## INPUT
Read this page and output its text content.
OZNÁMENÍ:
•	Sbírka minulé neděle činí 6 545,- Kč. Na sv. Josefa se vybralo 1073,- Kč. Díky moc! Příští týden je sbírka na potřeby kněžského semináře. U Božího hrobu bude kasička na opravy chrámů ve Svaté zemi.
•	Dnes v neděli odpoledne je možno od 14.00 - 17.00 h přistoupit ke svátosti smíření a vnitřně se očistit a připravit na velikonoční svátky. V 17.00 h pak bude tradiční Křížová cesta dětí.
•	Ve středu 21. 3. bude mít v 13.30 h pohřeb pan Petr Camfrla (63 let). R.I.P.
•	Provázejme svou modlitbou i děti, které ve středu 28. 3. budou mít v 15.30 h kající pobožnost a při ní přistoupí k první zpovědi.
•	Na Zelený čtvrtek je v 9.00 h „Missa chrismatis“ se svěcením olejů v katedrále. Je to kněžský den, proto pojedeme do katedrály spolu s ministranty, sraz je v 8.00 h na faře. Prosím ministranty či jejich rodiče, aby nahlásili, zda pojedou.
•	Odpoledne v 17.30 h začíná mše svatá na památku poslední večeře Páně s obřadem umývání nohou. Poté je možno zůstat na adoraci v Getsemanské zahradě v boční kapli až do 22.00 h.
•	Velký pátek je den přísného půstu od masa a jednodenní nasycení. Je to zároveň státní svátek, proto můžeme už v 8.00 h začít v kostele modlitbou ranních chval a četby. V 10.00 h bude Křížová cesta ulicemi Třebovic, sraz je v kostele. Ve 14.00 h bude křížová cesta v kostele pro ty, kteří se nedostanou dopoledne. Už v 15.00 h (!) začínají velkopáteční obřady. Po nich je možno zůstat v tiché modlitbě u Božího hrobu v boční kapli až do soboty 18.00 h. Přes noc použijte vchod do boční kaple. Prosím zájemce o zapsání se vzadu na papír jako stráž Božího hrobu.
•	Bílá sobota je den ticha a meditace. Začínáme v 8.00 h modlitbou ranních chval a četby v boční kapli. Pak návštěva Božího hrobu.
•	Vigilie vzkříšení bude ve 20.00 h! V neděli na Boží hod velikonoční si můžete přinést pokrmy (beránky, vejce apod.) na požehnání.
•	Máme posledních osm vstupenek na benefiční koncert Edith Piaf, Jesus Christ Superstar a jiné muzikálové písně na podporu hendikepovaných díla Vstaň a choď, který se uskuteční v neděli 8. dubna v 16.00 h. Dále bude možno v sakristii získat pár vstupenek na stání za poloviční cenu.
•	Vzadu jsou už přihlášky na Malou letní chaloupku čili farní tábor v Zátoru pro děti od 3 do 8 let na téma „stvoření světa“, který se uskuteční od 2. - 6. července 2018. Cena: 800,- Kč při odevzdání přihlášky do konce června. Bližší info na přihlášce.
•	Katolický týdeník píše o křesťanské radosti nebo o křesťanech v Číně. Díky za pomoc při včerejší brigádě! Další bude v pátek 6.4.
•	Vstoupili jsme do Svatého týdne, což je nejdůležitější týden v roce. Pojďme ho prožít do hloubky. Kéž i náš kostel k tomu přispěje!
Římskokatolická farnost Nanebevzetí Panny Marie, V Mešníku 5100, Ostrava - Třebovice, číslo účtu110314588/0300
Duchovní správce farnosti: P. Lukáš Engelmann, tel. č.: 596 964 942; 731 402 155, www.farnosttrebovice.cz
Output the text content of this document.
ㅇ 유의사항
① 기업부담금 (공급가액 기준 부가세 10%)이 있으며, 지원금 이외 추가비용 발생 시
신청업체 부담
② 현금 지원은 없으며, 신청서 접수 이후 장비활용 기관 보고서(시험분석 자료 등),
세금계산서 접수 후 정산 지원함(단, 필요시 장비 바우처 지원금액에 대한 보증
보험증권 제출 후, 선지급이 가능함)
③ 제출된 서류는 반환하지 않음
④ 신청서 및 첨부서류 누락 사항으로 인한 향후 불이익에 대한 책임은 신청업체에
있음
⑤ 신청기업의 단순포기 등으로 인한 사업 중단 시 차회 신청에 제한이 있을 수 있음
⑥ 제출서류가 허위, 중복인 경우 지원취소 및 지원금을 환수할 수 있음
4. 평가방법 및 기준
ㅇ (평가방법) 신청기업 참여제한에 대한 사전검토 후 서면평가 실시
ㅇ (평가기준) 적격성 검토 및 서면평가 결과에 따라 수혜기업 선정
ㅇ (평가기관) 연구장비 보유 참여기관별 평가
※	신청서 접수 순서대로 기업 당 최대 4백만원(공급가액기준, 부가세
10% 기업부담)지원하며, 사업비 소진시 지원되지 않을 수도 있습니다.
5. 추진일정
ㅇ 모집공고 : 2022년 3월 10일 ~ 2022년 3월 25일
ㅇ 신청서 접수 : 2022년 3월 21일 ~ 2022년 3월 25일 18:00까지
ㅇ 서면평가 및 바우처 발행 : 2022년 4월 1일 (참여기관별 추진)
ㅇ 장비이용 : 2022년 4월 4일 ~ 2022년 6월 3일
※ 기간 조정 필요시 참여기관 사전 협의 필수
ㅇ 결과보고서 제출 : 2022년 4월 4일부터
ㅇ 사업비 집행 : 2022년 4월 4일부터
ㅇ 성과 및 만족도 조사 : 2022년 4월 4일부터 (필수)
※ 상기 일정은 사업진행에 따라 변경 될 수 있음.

## TASK REQUIREMENTS
Tally the lines above containing "uskuteční". Answer with the count only.

## EXERCISE ANSWER
2